* begin QUOTED TEXT *
2:Setting with correct data will certainly help your issue.
Your Injector Flow Rate looks correct if you are using 58psi. The rest of the injector info in the tune looks sketchy to me. Having the correct injector data for your injectors is one the most over looked things I see. Racetronix sells that injector. Try emailing there customer service and asking nicely for any programing data they have. Maybe they will have it.
I did find this link which is Furd style injector data for these injectors in quick search.
http://siemensdeka.com/specsheets/FI114992cs.jpg
- EFILive does have access to the transient tables. They're listed under Engine Calibration > Fuel > Dynamics. But these are not the cause of your idle problems.
- This is usually because it's too lean on start up. Your OL Commanded AFR is commanding 14.63 at most temps and kPa and your afterstart enrichment is low (.02) in the hotter temps. Try increasing the enrichment value to .04 and see if that helps. This is a EQ Ratio value.
* end QUOTED TEXT *
> _WHAT YOU NEED TO DO_:
1. Translate this sentence from the engine tuning advice into Spanish: "Try increasing the enrichment value to .04 and see if that helps."
2. Carry on the engine tuning advice from its last sentence, in the same casual forum voice.
The records have nothing to do with the text above.
* begin LISTED ENTRIES *
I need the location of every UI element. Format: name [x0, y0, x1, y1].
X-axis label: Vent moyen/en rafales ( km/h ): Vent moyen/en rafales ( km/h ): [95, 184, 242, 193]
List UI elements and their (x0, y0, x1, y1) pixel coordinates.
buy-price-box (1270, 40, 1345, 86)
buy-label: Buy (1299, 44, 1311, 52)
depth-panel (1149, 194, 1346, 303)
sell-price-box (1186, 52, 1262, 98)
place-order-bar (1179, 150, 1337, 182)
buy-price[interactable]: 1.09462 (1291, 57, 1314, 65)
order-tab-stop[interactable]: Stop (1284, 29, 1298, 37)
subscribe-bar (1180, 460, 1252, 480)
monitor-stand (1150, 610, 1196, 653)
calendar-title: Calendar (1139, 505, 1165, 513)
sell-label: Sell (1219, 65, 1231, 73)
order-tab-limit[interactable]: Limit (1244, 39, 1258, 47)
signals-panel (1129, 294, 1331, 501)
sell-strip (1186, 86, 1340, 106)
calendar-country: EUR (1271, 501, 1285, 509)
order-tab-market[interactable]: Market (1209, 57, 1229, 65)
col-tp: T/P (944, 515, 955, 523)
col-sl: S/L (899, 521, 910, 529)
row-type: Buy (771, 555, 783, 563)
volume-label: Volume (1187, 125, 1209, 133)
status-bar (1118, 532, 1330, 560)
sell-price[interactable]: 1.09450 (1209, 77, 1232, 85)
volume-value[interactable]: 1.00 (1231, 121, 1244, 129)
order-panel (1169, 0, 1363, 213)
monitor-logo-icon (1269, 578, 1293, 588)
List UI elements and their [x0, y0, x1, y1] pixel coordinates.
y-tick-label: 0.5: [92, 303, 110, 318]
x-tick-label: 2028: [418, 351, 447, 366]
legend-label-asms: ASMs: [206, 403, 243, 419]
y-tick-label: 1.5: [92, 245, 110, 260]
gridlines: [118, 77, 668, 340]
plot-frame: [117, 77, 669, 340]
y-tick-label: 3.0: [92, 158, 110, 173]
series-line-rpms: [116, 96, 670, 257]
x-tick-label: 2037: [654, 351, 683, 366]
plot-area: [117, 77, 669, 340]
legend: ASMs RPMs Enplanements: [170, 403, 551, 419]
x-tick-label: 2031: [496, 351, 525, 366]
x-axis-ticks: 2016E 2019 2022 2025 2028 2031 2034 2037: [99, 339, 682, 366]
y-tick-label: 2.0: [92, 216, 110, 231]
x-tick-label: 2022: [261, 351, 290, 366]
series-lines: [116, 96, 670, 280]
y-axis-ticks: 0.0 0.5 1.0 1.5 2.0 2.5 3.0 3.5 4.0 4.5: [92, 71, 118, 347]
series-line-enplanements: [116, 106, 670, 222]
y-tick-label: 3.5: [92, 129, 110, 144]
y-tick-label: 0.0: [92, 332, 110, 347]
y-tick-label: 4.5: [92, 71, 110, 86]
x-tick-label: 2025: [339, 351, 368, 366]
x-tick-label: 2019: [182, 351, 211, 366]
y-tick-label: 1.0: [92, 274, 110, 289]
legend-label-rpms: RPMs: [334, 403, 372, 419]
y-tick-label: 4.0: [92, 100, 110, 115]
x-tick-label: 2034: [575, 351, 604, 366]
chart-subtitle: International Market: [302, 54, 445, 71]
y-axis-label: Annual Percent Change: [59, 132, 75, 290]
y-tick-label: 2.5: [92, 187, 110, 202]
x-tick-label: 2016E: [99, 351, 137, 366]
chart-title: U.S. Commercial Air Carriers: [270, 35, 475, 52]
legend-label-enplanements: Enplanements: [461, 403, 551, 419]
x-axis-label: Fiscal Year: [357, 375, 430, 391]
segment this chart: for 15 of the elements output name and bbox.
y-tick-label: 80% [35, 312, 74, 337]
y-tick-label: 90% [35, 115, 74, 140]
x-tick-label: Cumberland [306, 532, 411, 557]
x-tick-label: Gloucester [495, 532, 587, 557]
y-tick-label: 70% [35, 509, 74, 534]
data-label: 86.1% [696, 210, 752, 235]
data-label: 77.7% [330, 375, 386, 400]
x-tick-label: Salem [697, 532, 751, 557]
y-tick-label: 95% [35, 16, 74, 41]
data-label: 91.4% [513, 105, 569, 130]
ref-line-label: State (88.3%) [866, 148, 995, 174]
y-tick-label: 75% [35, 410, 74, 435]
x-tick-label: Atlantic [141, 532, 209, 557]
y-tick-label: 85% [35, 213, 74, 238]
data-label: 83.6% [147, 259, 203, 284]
* end LISTED ENTRIES *
> _TASK-BY-TASK OUTPUTS_:
1. Intenta aumentar el valor de enriquecimiento a .04 y mira si eso ayuda.

2.
- Even though you have a small cam with low overlap; I would increase the idle rpms and desired airflow to dial in the idle rpm. Once stabilized you can work on lowering the idle rpms.
-Another thing to look at is the spark tables. The values in high/low octane table should match or be very close to the base spark in gear and P/N tables. Your tables are all over the place. Spark goes a long to help stabilize idle.
- The Scan Tool is your best friend when tuning. Use the DVT bi-directional controls to work on the spark, AFR, idle rpms and IAC to help pin point the problem areas.
It idles fine if the car is not moving. It stalls sometimes when coming to a stop. I think it has just the factory tune.
Which software are you using or would recommend?